[Stored entries]
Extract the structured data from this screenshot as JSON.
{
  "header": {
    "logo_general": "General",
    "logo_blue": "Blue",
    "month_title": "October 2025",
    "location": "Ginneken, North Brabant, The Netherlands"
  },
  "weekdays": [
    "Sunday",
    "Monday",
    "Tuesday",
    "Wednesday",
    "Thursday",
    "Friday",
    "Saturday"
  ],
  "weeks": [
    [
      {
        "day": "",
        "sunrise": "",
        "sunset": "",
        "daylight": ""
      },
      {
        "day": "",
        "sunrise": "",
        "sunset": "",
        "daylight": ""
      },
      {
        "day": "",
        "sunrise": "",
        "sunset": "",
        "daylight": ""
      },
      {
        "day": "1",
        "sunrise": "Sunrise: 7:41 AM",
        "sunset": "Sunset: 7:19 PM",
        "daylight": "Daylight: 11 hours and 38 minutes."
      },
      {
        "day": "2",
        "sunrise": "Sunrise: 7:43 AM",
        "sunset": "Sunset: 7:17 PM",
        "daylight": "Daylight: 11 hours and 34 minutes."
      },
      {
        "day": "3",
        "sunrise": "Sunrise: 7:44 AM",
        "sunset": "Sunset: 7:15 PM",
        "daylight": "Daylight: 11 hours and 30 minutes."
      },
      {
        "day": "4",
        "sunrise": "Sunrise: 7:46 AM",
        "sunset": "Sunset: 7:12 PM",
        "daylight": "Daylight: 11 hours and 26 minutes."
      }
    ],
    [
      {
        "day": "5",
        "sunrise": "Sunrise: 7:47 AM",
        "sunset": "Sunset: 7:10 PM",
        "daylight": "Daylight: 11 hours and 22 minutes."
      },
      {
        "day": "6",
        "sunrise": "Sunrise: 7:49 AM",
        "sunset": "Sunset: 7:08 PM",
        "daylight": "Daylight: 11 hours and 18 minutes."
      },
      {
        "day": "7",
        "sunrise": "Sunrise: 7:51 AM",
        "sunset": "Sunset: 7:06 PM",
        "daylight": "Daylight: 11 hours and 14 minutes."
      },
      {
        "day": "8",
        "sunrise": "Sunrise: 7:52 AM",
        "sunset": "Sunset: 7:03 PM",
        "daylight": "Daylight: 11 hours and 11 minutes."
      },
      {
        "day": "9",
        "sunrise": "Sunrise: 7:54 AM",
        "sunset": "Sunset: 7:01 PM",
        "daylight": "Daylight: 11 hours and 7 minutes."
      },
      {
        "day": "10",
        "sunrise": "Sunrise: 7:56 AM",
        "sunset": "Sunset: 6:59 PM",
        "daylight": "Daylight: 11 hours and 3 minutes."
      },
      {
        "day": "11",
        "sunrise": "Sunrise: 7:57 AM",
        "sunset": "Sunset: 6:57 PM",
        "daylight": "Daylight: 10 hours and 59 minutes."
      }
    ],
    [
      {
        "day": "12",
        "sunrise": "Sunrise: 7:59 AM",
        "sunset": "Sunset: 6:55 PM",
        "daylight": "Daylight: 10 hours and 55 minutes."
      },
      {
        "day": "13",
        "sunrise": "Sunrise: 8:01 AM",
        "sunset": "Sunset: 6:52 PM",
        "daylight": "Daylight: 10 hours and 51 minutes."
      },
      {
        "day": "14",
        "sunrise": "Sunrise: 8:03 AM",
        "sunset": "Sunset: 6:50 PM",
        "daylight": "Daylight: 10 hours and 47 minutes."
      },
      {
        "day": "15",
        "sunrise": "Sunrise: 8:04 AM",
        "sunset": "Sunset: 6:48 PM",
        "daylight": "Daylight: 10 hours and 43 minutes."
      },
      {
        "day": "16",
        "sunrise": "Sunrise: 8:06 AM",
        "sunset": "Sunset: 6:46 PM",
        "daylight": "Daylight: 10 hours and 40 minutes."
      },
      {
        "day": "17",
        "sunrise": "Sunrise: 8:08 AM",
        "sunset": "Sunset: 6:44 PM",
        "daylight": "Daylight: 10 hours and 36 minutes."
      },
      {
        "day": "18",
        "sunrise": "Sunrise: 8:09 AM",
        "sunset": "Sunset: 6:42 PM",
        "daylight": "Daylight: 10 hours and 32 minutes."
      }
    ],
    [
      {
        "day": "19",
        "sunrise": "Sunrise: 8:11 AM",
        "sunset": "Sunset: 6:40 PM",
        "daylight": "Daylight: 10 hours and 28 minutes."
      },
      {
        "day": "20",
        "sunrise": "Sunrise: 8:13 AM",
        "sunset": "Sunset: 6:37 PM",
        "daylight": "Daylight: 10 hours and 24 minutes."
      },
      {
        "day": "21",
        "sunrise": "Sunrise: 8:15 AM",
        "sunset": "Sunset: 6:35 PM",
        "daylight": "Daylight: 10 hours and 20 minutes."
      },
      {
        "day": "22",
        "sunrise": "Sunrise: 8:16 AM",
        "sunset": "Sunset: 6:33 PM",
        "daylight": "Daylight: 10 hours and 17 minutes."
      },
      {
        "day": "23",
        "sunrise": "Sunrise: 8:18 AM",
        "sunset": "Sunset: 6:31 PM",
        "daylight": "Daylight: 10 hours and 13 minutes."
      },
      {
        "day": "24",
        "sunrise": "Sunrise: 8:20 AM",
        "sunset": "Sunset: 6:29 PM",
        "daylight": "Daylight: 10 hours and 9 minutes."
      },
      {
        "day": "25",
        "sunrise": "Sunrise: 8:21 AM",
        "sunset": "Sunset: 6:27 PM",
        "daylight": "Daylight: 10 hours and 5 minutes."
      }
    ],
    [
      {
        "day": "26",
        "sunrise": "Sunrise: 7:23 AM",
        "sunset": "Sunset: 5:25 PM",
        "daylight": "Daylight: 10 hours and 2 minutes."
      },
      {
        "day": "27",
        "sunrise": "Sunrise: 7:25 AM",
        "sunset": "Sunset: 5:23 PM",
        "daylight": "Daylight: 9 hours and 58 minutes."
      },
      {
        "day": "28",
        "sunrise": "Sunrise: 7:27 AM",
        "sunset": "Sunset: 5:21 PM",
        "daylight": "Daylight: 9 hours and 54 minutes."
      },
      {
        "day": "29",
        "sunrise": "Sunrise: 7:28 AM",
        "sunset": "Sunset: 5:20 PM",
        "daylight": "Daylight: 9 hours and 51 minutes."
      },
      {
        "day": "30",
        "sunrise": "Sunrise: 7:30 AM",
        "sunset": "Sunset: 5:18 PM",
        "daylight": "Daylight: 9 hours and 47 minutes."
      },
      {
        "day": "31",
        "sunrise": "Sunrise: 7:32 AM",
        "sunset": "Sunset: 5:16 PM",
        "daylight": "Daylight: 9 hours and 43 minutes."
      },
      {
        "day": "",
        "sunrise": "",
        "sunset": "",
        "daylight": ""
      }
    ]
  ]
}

WORK TO BE COMPLETED: Please copy out each record, character for character.

REPLY:
Extract the structured data from this screenshot as JSON.
{
  "header": {
    "logo_general": "General",
    "logo_blue": "Blue",
    "month_title": "October 2025",
    "location": "Ginneken, North Brabant, The Netherlands"
  },
  "weekdays": [
    "Sunday",
    "Monday",
    "Tuesday",
    "Wednesday",
    "Thursday",
    "Friday",
    "Saturday"
  ],
  "weeks": [
    [
      {
        "day": "",
        "sunrise": "",
        "sunset": "",
        "daylight": ""
      },
      {
        "day": "",
        "sunrise": "",
        "sunset": "",
        "daylight": ""
      },
      {
        "day": "",
        "sunrise": "",
        "sunset": "",
        "daylight": ""
      },
      {
        "day": "1",
        "sunrise": "Sunrise: 7:41 AM",
        "sunset": "Sunset: 7:19 PM",
        "daylight": "Daylight: 11 hours and 38 minutes."
      },
      {
        "day": "2",
        "sunrise": "Sunrise: 7:43 AM",
        "sunset": "Sunset: 7:17 PM",
        "daylight": "Daylight: 11 hours and 34 minutes."
      },
      {
        "day": "3",
        "sunrise": "Sunrise: 7:44 AM",
        "sunset": "Sunset: 7:15 PM",
        "daylight": "Daylight: 11 hours and 30 minutes."
      },
      {
        "day": "4",
        "sunrise": "Sunrise: 7:46 AM",
        "sunset": "Sunset: 7:12 PM",
        "daylight": "Daylight: 11 hours and 26 minutes."
      }
    ],
    [
      {
        "day": "5",
        "sunrise": "Sunrise: 7:47 AM",
        "sunset": "Sunset: 7:10 PM",
        "daylight": "Daylight: 11 hours and 22 minutes."
      },
      {
        "day": "6",
        "sunrise": "Sunrise: 7:49 AM",
        "sunset": "Sunset: 7:08 PM",
        "daylight": "Daylight: 11 hours and 18 minutes."
      },
      {
        "day": "7",
        "sunrise": "Sunrise: 7:51 AM",
        "sunset": "Sunset: 7:06 PM",
        "daylight": "Daylight: 11 hours and 14 minutes."
      },
      {
        "day": "8",
        "sunrise": "Sunrise: 7:52 AM",
        "sunset": "Sunset: 7:03 PM",
        "daylight": "Daylight: 11 hours and 11 minutes."
      },
      {
        "day": "9",
        "sunrise": "Sunrise: 7:54 AM",
        "sunset": "Sunset: 7:01 PM",
        "daylight": "Daylight: 11 hours and 7 minutes."
      },
      {
        "day": "10",
        "sunrise": "Sunrise: 7:56 AM",
        "sunset": "Sunset: 6:59 PM",
        "daylight": "Daylight: 11 hours and 3 minutes."
      },
      {
        "day": "11",
        "sunrise": "Sunrise: 7:57 AM",
        "sunset": "Sunset: 6:57 PM",
        "daylight": "Daylight: 10 hours and 59 minutes."
      }
    ],
    [
      {
        "day": "12",
        "sunrise": "Sunrise: 7:59 AM",
        "sunset": "Sunset: 6:55 PM",
        "daylight": "Daylight: 10 hours and 55 minutes."
      },
      {
        "day": "13",
        "sunrise": "Sunrise: 8:01 AM",
        "sunset": "Sunset: 6:52 PM",
        "daylight": "Daylight: 10 hours and 51 minutes."
      },
      {
        "day": "14",
        "sunrise": "Sunrise: 8:03 AM",
        "sunset": "Sunset: 6:50 PM",
        "daylight": "Daylight: 10 hours and 47 minutes."
      },
      {
        "day": "15",
        "sunrise": "Sunrise: 8:04 AM",
        "sunset": "Sunset: 6:48 PM",
        "daylight": "Daylight: 10 hours and 43 minutes."
      },
      {
        "day": "16",
        "sunrise": "Sunrise: 8:06 AM",
        "sunset": "Sunset: 6:46 PM",
        "daylight": "Daylight: 10 hours and 40 minutes."
      },
      {
        "day": "17",
        "sunrise": "Sunrise: 8:08 AM",
        "sunset": "Sunset: 6:44 PM",
        "daylight": "Daylight: 10 hours and 36 minutes."
      },
      {
        "day": "18",
        "sunrise": "Sunrise: 8:09 AM",
        "sunset": "Sunset: 6:42 PM",
        "daylight": "Daylight: 10 hours and 32 minutes."
      }
    ],
    [
      {
        "day": "19",
        "sunrise": "Sunrise: 8:11 AM",
        "sunset": "Sunset: 6:40 PM",
        "daylight": "Daylight: 10 hours and 28 minutes."
      },
      {
        "day": "20",
        "sunrise": "Sunrise: 8:13 AM",
        "sunset": "Sunset: 6:37 PM",
        "daylight": "Daylight: 10 hours and 24 minutes."
      },
      {
        "day": "21",
        "sunrise": "Sunrise: 8:15 AM",
        "sunset": "Sunset: 6:35 PM",
        "daylight": "Daylight: 10 hours and 20 minutes."
      },
      {
        "day": "22",
        "sunrise": "Sunrise: 8:16 AM",
        "sunset": "Sunset: 6:33 PM",
        "daylight": "Daylight: 10 hours and 17 minutes."
      },
      {
        "day": "23",
        "sunrise": "Sunrise: 8:18 AM",
        "sunset": "Sunset: 6:31 PM",
        "daylight": "Daylight: 10 hours and 13 minutes."
      },
      {
        "day": "24",
        "sunrise": "Sunrise: 8:20 AM",
        "sunset": "Sunset: 6:29 PM",
        "daylight": "Daylight: 10 hours and 9 minutes."
      },
      {
        "day": "25",
        "sunrise": "Sunrise: 8:21 AM",
        "sunset": "Sunset: 6:27 PM",
        "daylight": "Daylight: 10 hours and 5 minutes."
      }
    ],
    [
      {
        "day": "26",
        "sunrise": "Sunrise: 7:23 AM",
        "sunset": "Sunset: 5:25 PM",
        "daylight": "Daylight: 10 hours and 2 minutes."
      },
      {
        "day": "27",
        "sunrise": "Sunrise: 7:25 AM",
        "sunset": "Sunset: 5:23 PM",
        "daylight": "Daylight: 9 hours and 58 minutes."
      },
      {
        "day": "28",
        "sunrise": "Sunrise: 7:27 AM",
        "sunset": "Sunset: 5:21 PM",
        "daylight": "Daylight: 9 hours and 54 minutes."
      },
      {
        "day": "29",
        "sunrise": "Sunrise: 7:28 AM",
        "sunset": "Sunset: 5:20 PM",
        "daylight": "Daylight: 9 hours and 51 minutes."
      },
      {
        "day": "30",
        "sunrise": "Sunrise: 7:30 AM",
        "sunset": "Sunset: 5:18 PM",
        "daylight": "Daylight: 9 hours and 47 minutes."
      },
      {
        "day": "31",
        "sunrise": "Sunrise: 7:32 AM",
        "sunset": "Sunset: 5:16 PM",
        "daylight": "Daylight: 9 hours and 43 minutes."
      },
      {
        "day": "",
        "sunrise": "",
        "sunset": "",
        "daylight": ""
      }
    ]
  ]
}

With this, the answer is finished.